Extracted records
☆ ☆ ☆ ☆
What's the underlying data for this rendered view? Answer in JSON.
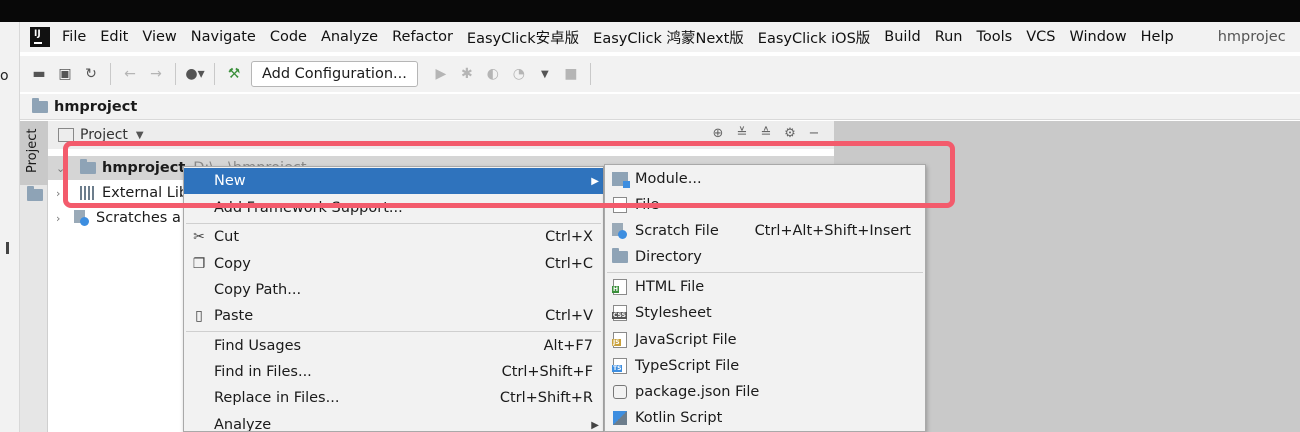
{
  "window": {
    "title": "hmproject"
  },
  "menubar": {
    "items": [
      {
        "label": "File"
      },
      {
        "label": "Edit"
      },
      {
        "label": "View"
      },
      {
        "label": "Navigate"
      },
      {
        "label": "Code"
      },
      {
        "label": "Analyze"
      },
      {
        "label": "Refactor"
      },
      {
        "label": "EasyClick安卓版"
      },
      {
        "label": "EasyClick 鸿蒙Next版"
      },
      {
        "label": "EasyClick iOS版"
      },
      {
        "label": "Build"
      },
      {
        "label": "Run"
      },
      {
        "label": "Tools"
      },
      {
        "label": "VCS"
      },
      {
        "label": "Window"
      },
      {
        "label": "Help"
      }
    ],
    "window_title": "hmprojec"
  },
  "toolbar": {
    "config_label": "Add Configuration..."
  },
  "breadcrumb": {
    "project": "hmproject"
  },
  "side_strip": {
    "tab_label": "Project"
  },
  "project_panel": {
    "view_label": "Project",
    "tree": [
      {
        "label": "hmproject",
        "path": "D:\\...\\hmproject"
      },
      {
        "label": "External Lib"
      },
      {
        "label": "Scratches a"
      }
    ]
  },
  "context_menu": {
    "items": [
      {
        "label": "New",
        "shortcut": ""
      },
      {
        "label": "Add Framework Support...",
        "shortcut": ""
      },
      {
        "label": "Cut",
        "shortcut": "Ctrl+X"
      },
      {
        "label": "Copy",
        "shortcut": "Ctrl+C"
      },
      {
        "label": "Copy Path...",
        "shortcut": ""
      },
      {
        "label": "Paste",
        "shortcut": "Ctrl+V"
      },
      {
        "label": "Find Usages",
        "shortcut": "Alt+F7"
      },
      {
        "label": "Find in Files...",
        "shortcut": "Ctrl+Shift+F"
      },
      {
        "label": "Replace in Files...",
        "shortcut": "Ctrl+Shift+R"
      },
      {
        "label": "Analyze",
        "shortcut": ""
      }
    ]
  },
  "new_submenu": {
    "items": [
      {
        "label": "Module...",
        "shortcut": ""
      },
      {
        "label": "File",
        "shortcut": ""
      },
      {
        "label": "Scratch File",
        "shortcut": "Ctrl+Alt+Shift+Insert"
      },
      {
        "label": "Directory",
        "shortcut": ""
      },
      {
        "label": "HTML File",
        "shortcut": ""
      },
      {
        "label": "Stylesheet",
        "shortcut": ""
      },
      {
        "label": "JavaScript File",
        "shortcut": ""
      },
      {
        "label": "TypeScript File",
        "shortcut": ""
      },
      {
        "label": "package.json File",
        "shortcut": ""
      },
      {
        "label": "Kotlin Script",
        "shortcut": ""
      }
    ]
  },
  "colors": {
    "highlight": "#2f73bd",
    "annotation": "#f35b6c",
    "menu_bg": "#f2f2f2"
  }
}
☆ ☆ ☆ ☆
Problem to solve —
Repeat all of the data above word for word, minus the pictures.

Output of the exercise —
What's the underlying data for this rendered view? Answer in JSON.
{
  "window": {
    "title": "hmproject"
  },
  "menubar": {
    "items": [
      {
        "label": "File"
      },
      {
        "label": "Edit"
      },
      {
        "label": "View"
      },
      {
        "label": "Navigate"
      },
      {
        "label": "Code"
      },
      {
        "label": "Analyze"
      },
      {
        "label": "Refactor"
      },
      {
        "label": "EasyClick安卓版"
      },
      {
        "label": "EasyClick 鸿蒙Next版"
      },
      {
        "label": "EasyClick iOS版"
      },
      {
        "label": "Build"
      },
      {
        "label": "Run"
      },
      {
        "label": "Tools"
      },
      {
        "label": "VCS"
      },
      {
        "label": "Window"
      },
      {
        "label": "Help"
      }
    ],
    "window_title": "hmprojec"
  },
  "toolbar": {
    "config_label": "Add Configuration..."
  },
  "breadcrumb": {
    "project": "hmproject"
  },
  "side_strip": {
    "tab_label": "Project"
  },
  "project_panel": {
    "view_label": "Project",
    "tree": [
      {
        "label": "hmproject",
        "path": "D:\\...\\hmproject"
      },
      {
        "label": "External Lib"
      },
      {
        "label": "Scratches a"
      }
    ]
  },
  "context_menu": {
    "items": [
      {
        "label": "New",
        "shortcut": ""
      },
      {
        "label": "Add Framework Support...",
        "shortcut": ""
      },
      {
        "label": "Cut",
        "shortcut": "Ctrl+X"
      },
      {
        "label": "Copy",
        "shortcut": "Ctrl+C"
      },
      {
        "label": "Copy Path...",
        "shortcut": ""
      },
      {
        "label": "Paste",
        "shortcut": "Ctrl+V"
      },
      {
        "label": "Find Usages",
        "shortcut": "Alt+F7"
      },
      {
        "label": "Find in Files...",
        "shortcut": "Ctrl+Shift+F"
      },
      {
        "label": "Replace in Files...",
        "shortcut": "Ctrl+Shift+R"
      },
      {
        "label": "Analyze",
        "shortcut": ""
      }
    ]
  },
  "new_submenu": {
    "items": [
      {
        "label": "Module...",
        "shortcut": ""
      },
      {
        "label": "File",
        "shortcut": ""
      },
      {
        "label": "Scratch File",
        "shortcut": "Ctrl+Alt+Shift+Insert"
      },
      {
        "label": "Directory",
        "shortcut": ""
      },
      {
        "label": "HTML File",
        "shortcut": ""
      },
      {
        "label": "Stylesheet",
        "shortcut": ""
      },
      {
        "label": "JavaScript File",
        "shortcut": ""
      },
      {
        "label": "TypeScript File",
        "shortcut": ""
      },
      {
        "label": "package.json File",
        "shortcut": ""
      },
      {
        "label": "Kotlin Script",
        "shortcut": ""
      }
    ]
  },
  "colors": {
    "highlight": "#2f73bd",
    "annotation": "#f35b6c",
    "menu_bg": "#f2f2f2"
  }
}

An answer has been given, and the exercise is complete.